* **What you should do**:
Each line of the material must be repeated precisely, with the pictures left out.
--- BEGIN Provided entries ---
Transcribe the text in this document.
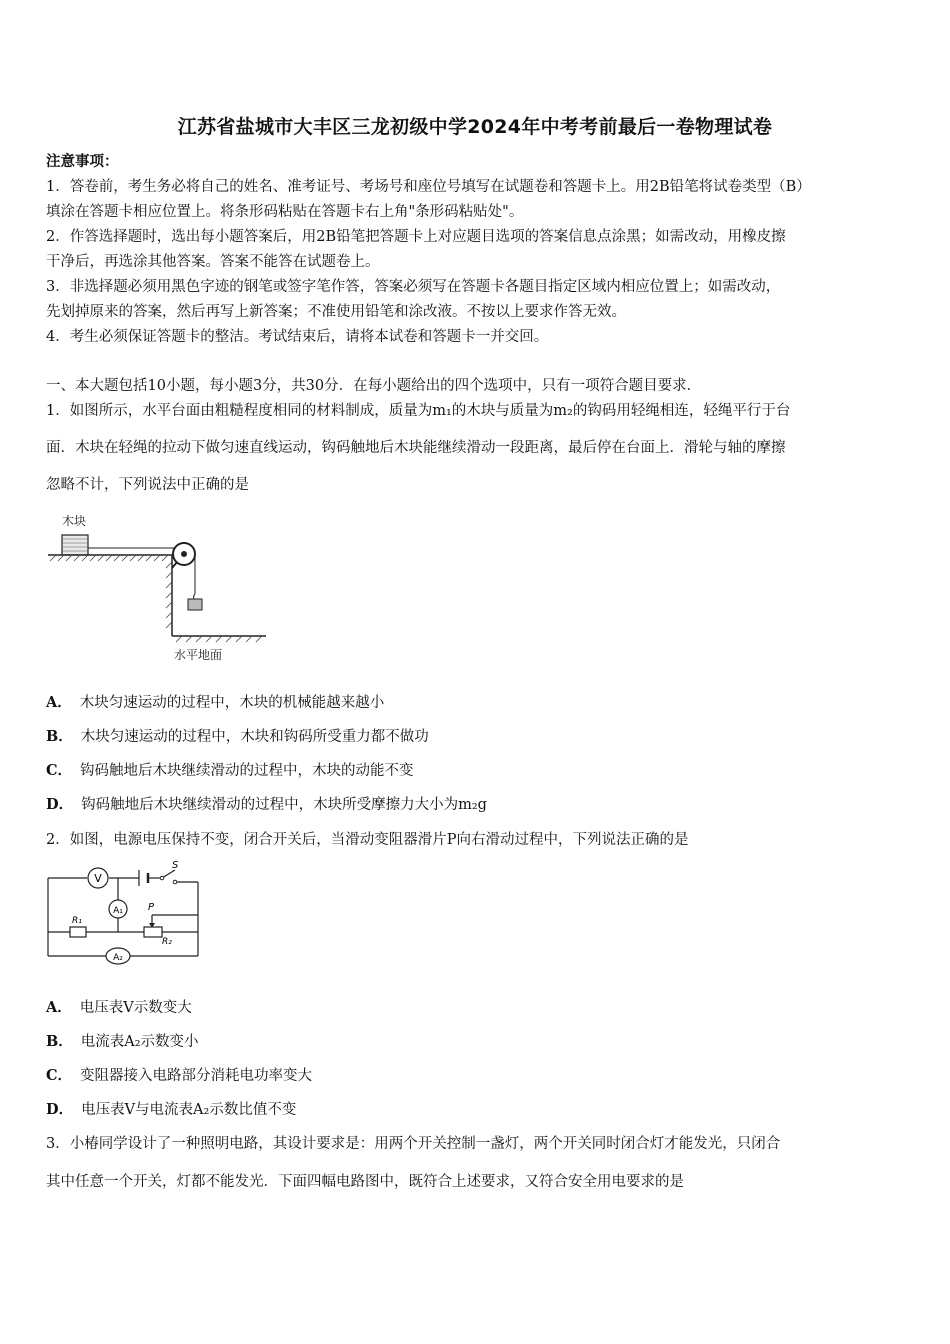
江苏省盐城市大丰区三龙初级中学2024年中考考前最后一卷物理试卷
注意事项：
1．答卷前，考生务必将自己的姓名、准考证号、考场号和座位号填写在试题卷和答题卡上。用2B铅笔将试卷类型（B）
填涂在答题卡相应位置上。将条形码粘贴在答题卡右上角"条形码粘贴处"。
2．作答选择题时，选出每小题答案后，用2B铅笔把答题卡上对应题目选项的答案信息点涂黑；如需改动，用橡皮擦
干净后，再选涂其他答案。答案不能答在试题卷上。
3．非选择题必须用黑色字迹的钢笔或签字笔作答，答案必须写在答题卡各题目指定区域内相应位置上；如需改动，
先划掉原来的答案，然后再写上新答案；不准使用铅笔和涂改液。不按以上要求作答无效。
4．考生必须保证答题卡的整洁。考试结束后，请将本试卷和答题卡一并交回。
一、本大题包括10小题，每小题3分，共30分．在每小题给出的四个选项中，只有一项符合题目要求．
1．如图所示，水平台面由粗糙程度相同的材料制成，质量为m₁的木块与质量为m₂的钩码用轻绳相连，轻绳平行于台
面．木块在轻绳的拉动下做匀速直线运动，钩码触地后木块能继续滑动一段距离，最后停在台面上．滑轮与轴的摩擦
忽略不计，下列说法中正确的是
木块
水平地面
A． 木块匀速运动的过程中，木块的机械能越来越小
B． 木块匀速运动的过程中，木块和钩码所受重力都不做功
C． 钩码触地后木块继续滑动的过程中，木块的动能不变
D． 钩码触地后木块继续滑动的过程中，木块所受摩擦力大小为m₂g
2．如图，电源电压保持不变，闭合开关后，当滑动变阻器滑片P向右滑动过程中，下列说法正确的是
V
S
A₁
R₁
R₂
P
A₂
A． 电压表V示数变大
B． 电流表A₂示数变小
C． 变阻器接入电路部分消耗电功率变大
D． 电压表V与电流表A₂示数比值不变
3．小椿同学设计了一种照明电路，其设计要求是：用两个开关控制一盏灯，两个开关同时闭合灯才能发光，只闭合
其中任意一个开关，灯都不能发光．下面四幅电路图中，既符合上述要求，又符合安全用电要求的是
--- END Provided entries ---
* **Answer for this exercise**:
Transcribe the text in this document.
江苏省盐城市大丰区三龙初级中学2024年中考考前最后一卷物理试卷
注意事项：
1．答卷前，考生务必将自己的姓名、准考证号、考场号和座位号填写在试题卷和答题卡上。用2B铅笔将试卷类型（B）
填涂在答题卡相应位置上。将条形码粘贴在答题卡右上角"条形码粘贴处"。
2．作答选择题时，选出每小题答案后，用2B铅笔把答题卡上对应题目选项的答案信息点涂黑；如需改动，用橡皮擦
干净后，再选涂其他答案。答案不能答在试题卷上。
3．非选择题必须用黑色字迹的钢笔或签字笔作答，答案必须写在答题卡各题目指定区域内相应位置上；如需改动，
先划掉原来的答案，然后再写上新答案；不准使用铅笔和涂改液。不按以上要求作答无效。
4．考生必须保证答题卡的整洁。考试结束后，请将本试卷和答题卡一并交回。
一、本大题包括10小题，每小题3分，共30分．在每小题给出的四个选项中，只有一项符合题目要求．
1．如图所示，水平台面由粗糙程度相同的材料制成，质量为m₁的木块与质量为m₂的钩码用轻绳相连，轻绳平行于台
面．木块在轻绳的拉动下做匀速直线运动，钩码触地后木块能继续滑动一段距离，最后停在台面上．滑轮与轴的摩擦
忽略不计，下列说法中正确的是
木块
水平地面
A． 木块匀速运动的过程中，木块的机械能越来越小
B． 木块匀速运动的过程中，木块和钩码所受重力都不做功
C． 钩码触地后木块继续滑动的过程中，木块的动能不变
D． 钩码触地后木块继续滑动的过程中，木块所受摩擦力大小为m₂g
2．如图，电源电压保持不变，闭合开关后，当滑动变阻器滑片P向右滑动过程中，下列说法正确的是
V
S
A₁
R₁
R₂
P
A₂
A． 电压表V示数变大
B． 电流表A₂示数变小
C． 变阻器接入电路部分消耗电功率变大
D． 电压表V与电流表A₂示数比值不变
3．小椿同学设计了一种照明电路，其设计要求是：用两个开关控制一盏灯，两个开关同时闭合灯才能发光，只闭合
其中任意一个开关，灯都不能发光．下面四幅电路图中，既符合上述要求，又符合安全用电要求的是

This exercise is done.